Stated exercise — Go through the records and extract every line with the word "telekomunikuese".
--- BEGIN Records supplied ---
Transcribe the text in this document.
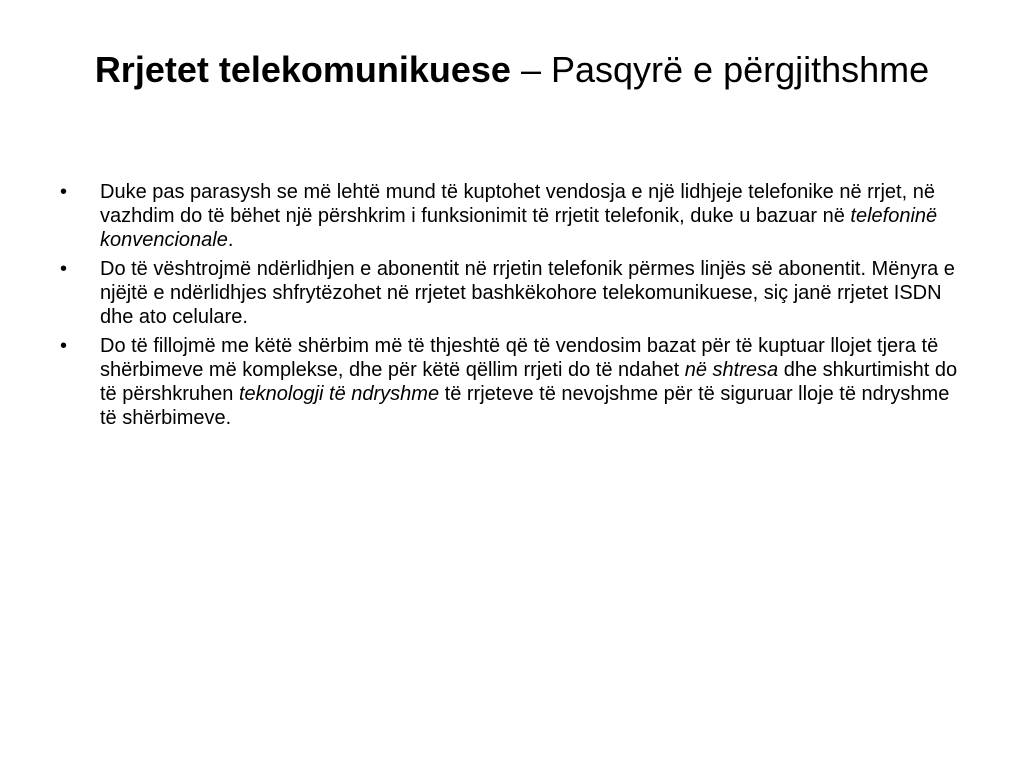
Rrjetet telekomunikuese – Pasqyrë e përgjithshme
• Duke pas parasysh se më lehtë mund të kuptohet vendosja e një lidhjeje telefonike në rrjet, në vazhdim do të bëhet një përshkrim i funksionimit të rrjetit telefonik, duke u bazuar në telefoninë konvencionale.
• Do të vështrojmë ndërlidhjen e abonentit në rrjetin telefonik përmes linjës së abonentit. Mënyra e njëjtë e ndërlidhjes shfrytëzohet në rrjetet bashkëkohore telekomunikuese, siç janë rrjetet ISDN dhe ato celulare.
• Do të fillojmë me këtë shërbim më të thjeshtë që të vendosim bazat për të kuptuar llojet tjera të shërbimeve më komplekse, dhe për këtë qëllim rrjeti do të ndahet në shtresa dhe shkurtimisht do të përshkruhen teknologji të ndryshme të rrjeteve të nevojshme për të siguruar lloje të ndryshme të shërbimeve.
--- END Records supplied ---
Task output —
Rrjetet telekomunikuese – Pasqyrë e përgjithshme
• Do të vështrojmë ndërlidhjen e abonentit në rrjetin telefonik përmes linjës së abonentit. Mënyra e njëjtë e ndërlidhjes shfrytëzohet në rrjetet bashkëkohore telekomunikuese, siç janë rrjetet ISDN dhe ato celulare.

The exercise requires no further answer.